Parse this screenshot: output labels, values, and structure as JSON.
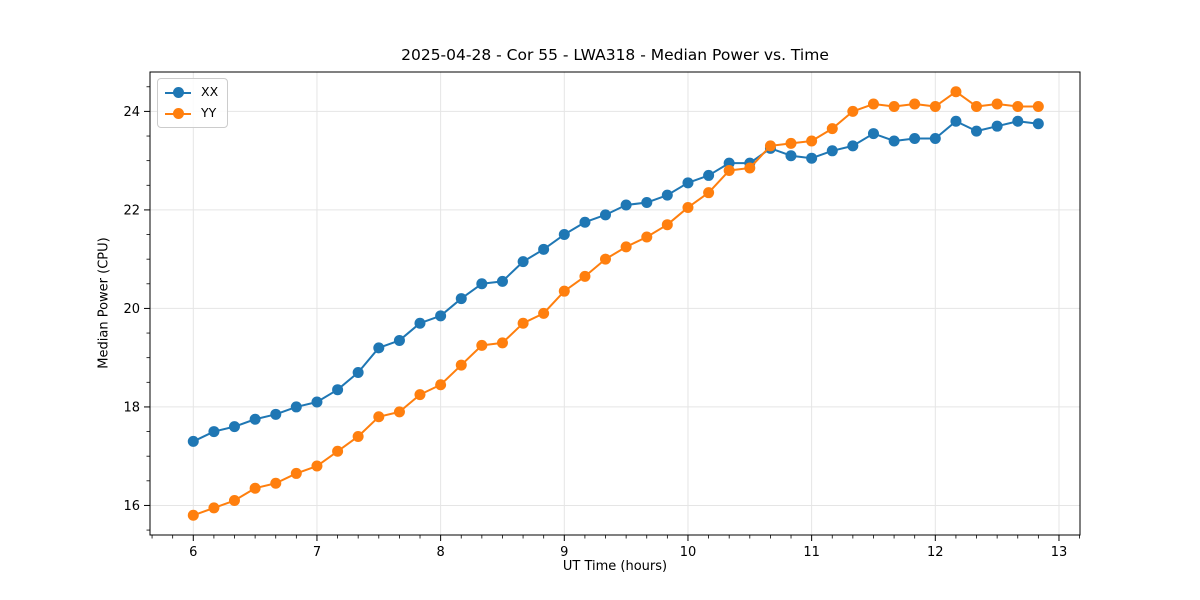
{
  "chart_data": {
    "type": "line",
    "title": "2025-04-28 - Cor 55 - LWA318 - Median Power vs. Time",
    "xlabel": "UT Time (hours)",
    "ylabel": "Median Power (CPU)",
    "xlim": [
      5.65,
      13.17
    ],
    "ylim": [
      15.4,
      24.8
    ],
    "x_ticks": [
      6,
      7,
      8,
      9,
      10,
      11,
      12,
      13
    ],
    "y_ticks": [
      16,
      18,
      20,
      22,
      24
    ],
    "x_minor_ticks_per_unit": 6,
    "y_minor_tick_step": 0.5,
    "grid": "major-only",
    "grid_color": "#e5e5e5",
    "axis_color": "#000000",
    "background_color": "#ffffff",
    "marker": "circle",
    "legend_position": "upper-left",
    "x": [
      6.0,
      6.167,
      6.333,
      6.5,
      6.667,
      6.833,
      7.0,
      7.167,
      7.333,
      7.5,
      7.667,
      7.833,
      8.0,
      8.167,
      8.333,
      8.5,
      8.667,
      8.833,
      9.0,
      9.167,
      9.333,
      9.5,
      9.667,
      9.833,
      10.0,
      10.167,
      10.333,
      10.5,
      10.667,
      10.833,
      11.0,
      11.167,
      11.333,
      11.5,
      11.667,
      11.833,
      12.0,
      12.167,
      12.333,
      12.5,
      12.667,
      12.833
    ],
    "series": [
      {
        "name": "XX",
        "color": "#1f77b4",
        "values": [
          17.3,
          17.5,
          17.6,
          17.75,
          17.85,
          18.0,
          18.1,
          18.35,
          18.7,
          19.2,
          19.35,
          19.7,
          19.85,
          20.2,
          20.5,
          20.55,
          20.95,
          21.2,
          21.5,
          21.75,
          21.9,
          22.1,
          22.15,
          22.3,
          22.55,
          22.7,
          22.95,
          22.95,
          23.25,
          23.1,
          23.05,
          23.2,
          23.3,
          23.55,
          23.4,
          23.45,
          23.45,
          23.8,
          23.6,
          23.7,
          23.8,
          23.75
        ]
      },
      {
        "name": "YY",
        "color": "#ff7f0e",
        "values": [
          15.8,
          15.95,
          16.1,
          16.35,
          16.45,
          16.65,
          16.8,
          17.1,
          17.4,
          17.8,
          17.9,
          18.25,
          18.45,
          18.85,
          19.25,
          19.3,
          19.7,
          19.9,
          20.35,
          20.65,
          21.0,
          21.25,
          21.45,
          21.7,
          22.05,
          22.35,
          22.8,
          22.85,
          23.3,
          23.35,
          23.4,
          23.65,
          24.0,
          24.15,
          24.1,
          24.15,
          24.1,
          24.4,
          24.1,
          24.15,
          24.1,
          24.1
        ]
      }
    ]
  }
}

========

**THE REQUEST**
All lines of the data above that include the word "Time" must be shown.

**RESPONSE FOR THIS EXERCISE**
    "title": "2025-04-28 - Cor 55 - LWA318 - Median Power vs. Time",
    "xlabel": "UT Time (hours)",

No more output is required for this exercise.